> _Tasks to carry out_
**A.** In the mailing-list reply about Spike's get_csr, where is the check that makes a write to x0 get ignored?
**B.** From the mailing-list reply about Spike's get_csr, set down the passage that opens with the words containing "wait... csrrwi.h doesn't" and closes with "never to happen).".

> _Reading passage_
⁂
On Thu, Sep 27, 2018 at 7:34 PM, Andrew Waterman
<
wate...@eecs.berkeley.edu> wrote:
>
>
>
> On Thu, Sep 27, 2018 at 7:52 AM Luke Kenneth Casson Leighton <
lk...@lkcl.net>
> wrote:
>> when looking in processor_t::get_csr() there does not appear to be a
>> place where the instruction is decoded (a second time) such that it
>> may be determined if rd == x0
>>
>> is this an oversight?
>
>
>
> It is an oversight that there's not a comment explaining why this is
> OK: no standard CSRs, and no CSRs that Spike implements, have side
> effects on reads.
ok so the main priority: it's safe (spec-compliant). whew.
secondary: yes, with c++ being what it is (hidden overloading) a code
review of *just* get_csr would not necessarily pick up that accessing
the processor_t::state variable has (potential) side-effects, a
comment at the top of get_csr would be good [can create a patch if you
like?]
third, it's not necessarily optimal, i would be surprised if g++
notices that the old value isn't used and cuts out the entire call...
wait... csrrwi.h doesn't have the check to stop a write to the zero
reg...
... ah, it's in regfile_t:write (decode.h) - *that's* where the test
to see if writing to x0 results in the value to be written being
ignored.
ok so this is more about optimisation than anything, and if CSR
setting/getting is not a major activity it could be argued that
developer time is better spent elsewhere (80/20 rule)
> Can cross that bridge if a proposed standard adds
> CSRs with side effects on reads (which I think many people would like
> never to happen).
agreed. however... it'll be something that i could see catching out
people writing custom CSRs and/or people with less experience with
RISC-V. particularly when their first port of call would be to go "hm
done the spec, what's the next bit, ah yes: write a proof-of-concept
by implementing the custom extension in spike".
⁂
> _Lines of data_
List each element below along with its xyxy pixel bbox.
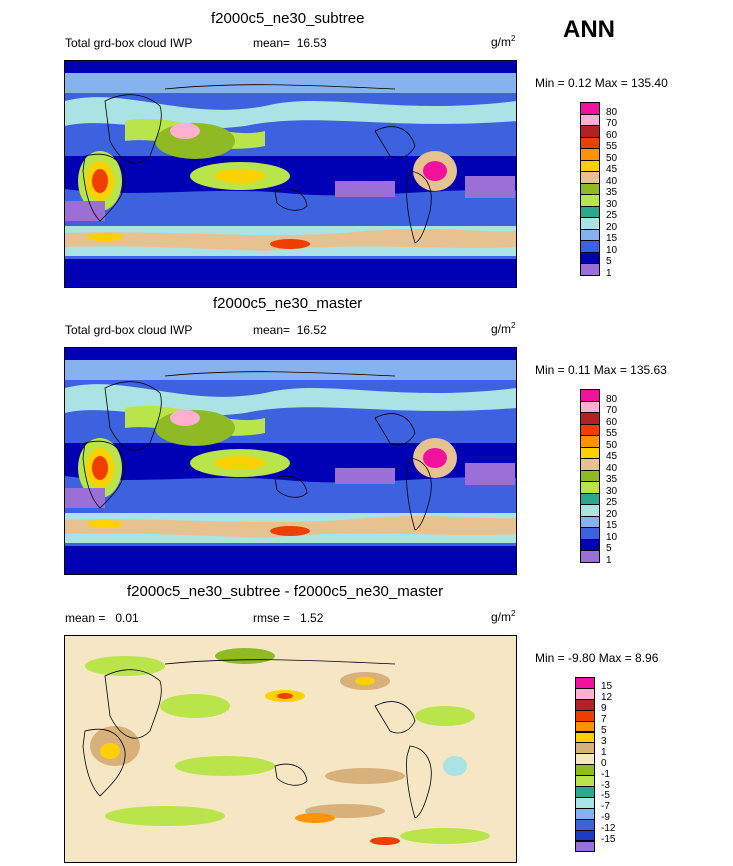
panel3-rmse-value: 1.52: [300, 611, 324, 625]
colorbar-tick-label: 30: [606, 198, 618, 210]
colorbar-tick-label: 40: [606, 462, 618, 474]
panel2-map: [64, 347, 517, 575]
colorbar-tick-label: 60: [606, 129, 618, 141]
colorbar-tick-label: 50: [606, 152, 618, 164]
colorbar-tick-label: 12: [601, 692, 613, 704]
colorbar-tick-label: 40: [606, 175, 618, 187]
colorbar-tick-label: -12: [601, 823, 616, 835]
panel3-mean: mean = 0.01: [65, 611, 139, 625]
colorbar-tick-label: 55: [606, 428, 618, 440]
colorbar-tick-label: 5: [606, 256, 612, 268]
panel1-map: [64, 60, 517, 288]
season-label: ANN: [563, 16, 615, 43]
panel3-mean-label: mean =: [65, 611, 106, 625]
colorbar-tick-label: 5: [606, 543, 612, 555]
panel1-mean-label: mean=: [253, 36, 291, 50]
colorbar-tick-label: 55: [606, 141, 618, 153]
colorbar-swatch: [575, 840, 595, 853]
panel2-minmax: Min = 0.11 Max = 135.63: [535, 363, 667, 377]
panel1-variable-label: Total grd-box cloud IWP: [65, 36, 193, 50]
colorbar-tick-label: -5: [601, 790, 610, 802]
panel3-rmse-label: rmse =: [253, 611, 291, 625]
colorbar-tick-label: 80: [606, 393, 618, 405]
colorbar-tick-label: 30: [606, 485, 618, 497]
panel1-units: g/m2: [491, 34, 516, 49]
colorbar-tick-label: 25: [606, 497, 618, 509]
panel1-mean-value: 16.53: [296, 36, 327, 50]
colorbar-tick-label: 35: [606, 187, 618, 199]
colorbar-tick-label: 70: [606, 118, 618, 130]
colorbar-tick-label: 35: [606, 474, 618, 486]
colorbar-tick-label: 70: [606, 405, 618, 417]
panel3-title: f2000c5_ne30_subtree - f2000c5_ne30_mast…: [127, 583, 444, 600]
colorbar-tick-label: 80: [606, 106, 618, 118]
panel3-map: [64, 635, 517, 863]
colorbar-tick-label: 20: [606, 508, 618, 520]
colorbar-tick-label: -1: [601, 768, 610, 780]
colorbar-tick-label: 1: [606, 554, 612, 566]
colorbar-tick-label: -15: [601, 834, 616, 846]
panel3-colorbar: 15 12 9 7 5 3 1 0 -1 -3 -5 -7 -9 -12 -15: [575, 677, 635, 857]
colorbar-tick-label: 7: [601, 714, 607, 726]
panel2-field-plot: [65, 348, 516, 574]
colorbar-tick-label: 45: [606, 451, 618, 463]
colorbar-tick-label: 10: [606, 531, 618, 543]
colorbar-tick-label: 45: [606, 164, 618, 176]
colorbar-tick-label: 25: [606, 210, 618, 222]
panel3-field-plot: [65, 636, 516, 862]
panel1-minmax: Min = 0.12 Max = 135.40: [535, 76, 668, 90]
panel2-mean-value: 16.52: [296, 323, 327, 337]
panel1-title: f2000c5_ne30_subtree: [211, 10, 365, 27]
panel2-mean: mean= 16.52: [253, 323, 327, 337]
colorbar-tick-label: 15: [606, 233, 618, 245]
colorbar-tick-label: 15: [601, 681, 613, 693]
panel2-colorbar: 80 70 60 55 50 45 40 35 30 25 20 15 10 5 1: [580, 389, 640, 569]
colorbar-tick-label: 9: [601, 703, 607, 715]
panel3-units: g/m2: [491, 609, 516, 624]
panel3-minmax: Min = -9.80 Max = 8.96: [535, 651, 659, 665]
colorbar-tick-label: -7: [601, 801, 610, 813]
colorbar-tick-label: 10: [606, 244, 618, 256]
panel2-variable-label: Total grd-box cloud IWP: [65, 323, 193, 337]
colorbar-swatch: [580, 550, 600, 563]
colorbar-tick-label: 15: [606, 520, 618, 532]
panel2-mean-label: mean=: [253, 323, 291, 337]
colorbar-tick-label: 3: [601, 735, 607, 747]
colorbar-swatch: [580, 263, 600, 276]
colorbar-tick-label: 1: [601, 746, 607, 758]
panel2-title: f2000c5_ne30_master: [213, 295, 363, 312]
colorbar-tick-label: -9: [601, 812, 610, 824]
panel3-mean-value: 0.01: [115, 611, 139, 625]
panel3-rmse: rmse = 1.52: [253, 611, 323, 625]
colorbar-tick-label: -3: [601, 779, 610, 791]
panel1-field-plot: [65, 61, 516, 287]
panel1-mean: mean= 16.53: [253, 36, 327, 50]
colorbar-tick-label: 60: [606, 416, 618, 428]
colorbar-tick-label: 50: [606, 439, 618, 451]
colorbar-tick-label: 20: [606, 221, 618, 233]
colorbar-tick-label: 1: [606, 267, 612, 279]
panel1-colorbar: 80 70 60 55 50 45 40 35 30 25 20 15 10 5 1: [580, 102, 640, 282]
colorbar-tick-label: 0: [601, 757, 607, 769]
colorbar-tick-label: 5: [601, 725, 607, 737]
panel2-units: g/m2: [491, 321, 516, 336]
⁂
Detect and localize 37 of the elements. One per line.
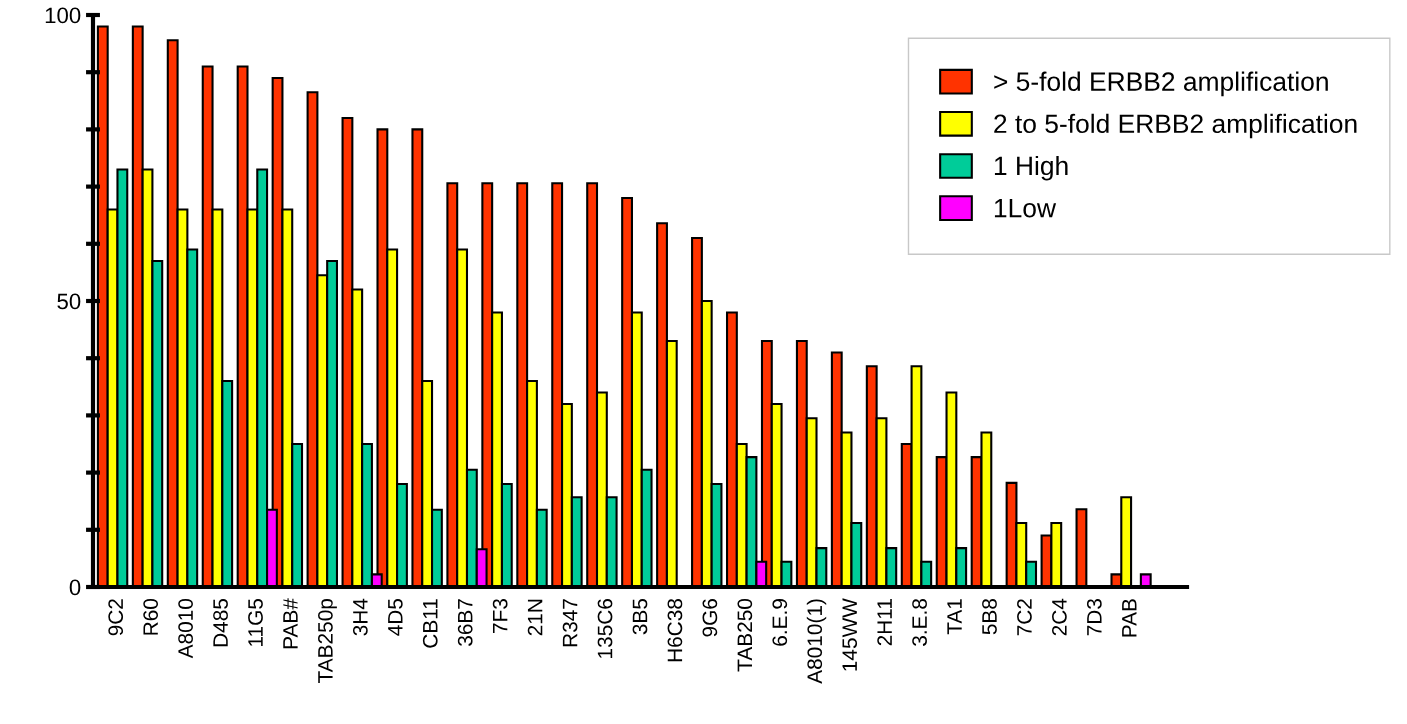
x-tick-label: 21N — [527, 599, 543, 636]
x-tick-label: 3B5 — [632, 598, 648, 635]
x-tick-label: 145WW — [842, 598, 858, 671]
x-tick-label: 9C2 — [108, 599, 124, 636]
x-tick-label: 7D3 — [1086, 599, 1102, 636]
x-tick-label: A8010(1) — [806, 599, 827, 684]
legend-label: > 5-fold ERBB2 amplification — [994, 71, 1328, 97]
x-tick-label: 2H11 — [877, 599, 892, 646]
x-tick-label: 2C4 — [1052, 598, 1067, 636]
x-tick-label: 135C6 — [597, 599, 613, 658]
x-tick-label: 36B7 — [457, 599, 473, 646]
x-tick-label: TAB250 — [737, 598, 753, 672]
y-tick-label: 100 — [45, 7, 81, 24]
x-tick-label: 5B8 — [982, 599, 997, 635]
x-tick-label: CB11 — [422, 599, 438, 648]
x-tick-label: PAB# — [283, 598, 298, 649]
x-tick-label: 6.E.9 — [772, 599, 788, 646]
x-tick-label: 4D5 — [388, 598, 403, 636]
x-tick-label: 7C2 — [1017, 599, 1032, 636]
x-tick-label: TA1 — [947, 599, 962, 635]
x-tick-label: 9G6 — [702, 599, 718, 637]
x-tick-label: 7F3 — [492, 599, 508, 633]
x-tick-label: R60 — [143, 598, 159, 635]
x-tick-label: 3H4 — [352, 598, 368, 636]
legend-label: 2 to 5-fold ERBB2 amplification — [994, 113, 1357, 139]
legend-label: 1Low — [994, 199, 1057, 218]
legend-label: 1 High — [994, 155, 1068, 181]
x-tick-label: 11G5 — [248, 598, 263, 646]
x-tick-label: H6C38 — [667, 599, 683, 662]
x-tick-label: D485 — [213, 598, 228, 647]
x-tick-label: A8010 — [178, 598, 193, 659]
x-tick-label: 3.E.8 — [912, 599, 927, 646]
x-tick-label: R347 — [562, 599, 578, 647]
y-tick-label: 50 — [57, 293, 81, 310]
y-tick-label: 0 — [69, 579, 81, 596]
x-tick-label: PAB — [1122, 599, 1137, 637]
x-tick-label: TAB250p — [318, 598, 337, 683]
⁂
> _Task responses_
**A.** In regfile_t:write, in decode.h.

**B.**
wait... csrrwi.h doesn't have the check to stop a write to the zero
reg...
... ah, it's in regfile_t:write (decode.h) - *that's* where the test
to see if writing to x0 results in the value to be written being
ignored.
ok so this is more about optimisation than anything, and if CSR
setting/getting is not a major activity it could be argued that
developer time is better spent elsewhere (80/20 rule)
> Can cross that bridge if a proposed standard adds
> CSRs with side effects on reads (which I think many people would like
> never to happen).